=== Data to use ===
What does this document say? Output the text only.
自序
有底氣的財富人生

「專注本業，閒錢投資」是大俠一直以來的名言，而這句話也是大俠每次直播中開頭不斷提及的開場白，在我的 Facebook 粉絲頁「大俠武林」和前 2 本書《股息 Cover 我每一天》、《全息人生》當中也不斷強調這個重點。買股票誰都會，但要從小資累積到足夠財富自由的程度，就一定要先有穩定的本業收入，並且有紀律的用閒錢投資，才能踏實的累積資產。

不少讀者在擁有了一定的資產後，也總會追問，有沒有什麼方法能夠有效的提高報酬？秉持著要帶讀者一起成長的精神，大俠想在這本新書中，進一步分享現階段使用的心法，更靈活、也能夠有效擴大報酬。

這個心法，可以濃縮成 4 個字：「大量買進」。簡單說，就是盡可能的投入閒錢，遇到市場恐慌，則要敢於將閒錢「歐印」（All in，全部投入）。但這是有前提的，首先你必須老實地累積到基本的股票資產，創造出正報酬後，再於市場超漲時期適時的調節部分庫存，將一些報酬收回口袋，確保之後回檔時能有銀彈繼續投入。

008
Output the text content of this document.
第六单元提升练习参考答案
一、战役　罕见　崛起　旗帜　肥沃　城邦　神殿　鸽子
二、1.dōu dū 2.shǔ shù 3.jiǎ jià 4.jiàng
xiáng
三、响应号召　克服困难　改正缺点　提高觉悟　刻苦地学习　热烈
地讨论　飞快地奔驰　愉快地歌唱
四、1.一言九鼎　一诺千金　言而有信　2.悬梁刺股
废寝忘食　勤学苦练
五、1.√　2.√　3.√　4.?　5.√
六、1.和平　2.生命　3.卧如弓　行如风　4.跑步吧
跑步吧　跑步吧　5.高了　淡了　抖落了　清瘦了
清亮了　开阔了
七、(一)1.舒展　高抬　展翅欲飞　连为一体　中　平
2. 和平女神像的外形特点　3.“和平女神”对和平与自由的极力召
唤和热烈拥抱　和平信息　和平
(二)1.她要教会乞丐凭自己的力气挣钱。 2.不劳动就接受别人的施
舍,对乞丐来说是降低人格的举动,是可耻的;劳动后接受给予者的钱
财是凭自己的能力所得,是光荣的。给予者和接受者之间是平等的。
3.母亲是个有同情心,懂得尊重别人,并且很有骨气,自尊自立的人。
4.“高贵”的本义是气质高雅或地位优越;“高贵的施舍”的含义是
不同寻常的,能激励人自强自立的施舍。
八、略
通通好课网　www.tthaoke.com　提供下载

=== Task prompt ===
Copy the material above, line for line.

=== Written response ===
What does this document say? Output the text only.
自序
有底氣的財富人生

「專注本業，閒錢投資」是大俠一直以來的名言，而這句話也是大俠每次直播中開頭不斷提及的開場白，在我的 Facebook 粉絲頁「大俠武林」和前 2 本書《股息 Cover 我每一天》、《全息人生》當中也不斷強調這個重點。買股票誰都會，但要從小資累積到足夠財富自由的程度，就一定要先有穩定的本業收入，並且有紀律的用閒錢投資，才能踏實的累積資產。

不少讀者在擁有了一定的資產後，也總會追問，有沒有什麼方法能夠有效的提高報酬？秉持著要帶讀者一起成長的精神，大俠想在這本新書中，進一步分享現階段使用的心法，更靈活、也能夠有效擴大報酬。

這個心法，可以濃縮成 4 個字：「大量買進」。簡單說，就是盡可能的投入閒錢，遇到市場恐慌，則要敢於將閒錢「歐印」（All in，全部投入）。但這是有前提的，首先你必須老實地累積到基本的股票資產，創造出正報酬後，再於市場超漲時期適時的調節部分庫存，將一些報酬收回口袋，確保之後回檔時能有銀彈繼續投入。

008
Output the text content of this document.
第六单元提升练习参考答案
一、战役　罕见　崛起　旗帜　肥沃　城邦　神殿　鸽子
二、1.dōu dū 2.shǔ shù 3.jiǎ jià 4.jiàng
xiáng
三、响应号召　克服困难　改正缺点　提高觉悟　刻苦地学习　热烈
地讨论　飞快地奔驰　愉快地歌唱
四、1.一言九鼎　一诺千金　言而有信　2.悬梁刺股
废寝忘食　勤学苦练
五、1.√　2.√　3.√　4.?　5.√
六、1.和平　2.生命　3.卧如弓　行如风　4.跑步吧
跑步吧　跑步吧　5.高了　淡了　抖落了　清瘦了
清亮了　开阔了
七、(一)1.舒展　高抬　展翅欲飞　连为一体　中　平
2. 和平女神像的外形特点　3.“和平女神”对和平与自由的极力召
唤和热烈拥抱　和平信息　和平
(二)1.她要教会乞丐凭自己的力气挣钱。 2.不劳动就接受别人的施
舍,对乞丐来说是降低人格的举动,是可耻的;劳动后接受给予者的钱
财是凭自己的能力所得,是光荣的。给予者和接受者之间是平等的。
3.母亲是个有同情心,懂得尊重别人,并且很有骨气,自尊自立的人。
4.“高贵”的本义是气质高雅或地位优越;“高贵的施舍”的含义是
不同寻常的,能激励人自强自立的施舍。
八、略
通通好课网　www.tthaoke.com　提供下载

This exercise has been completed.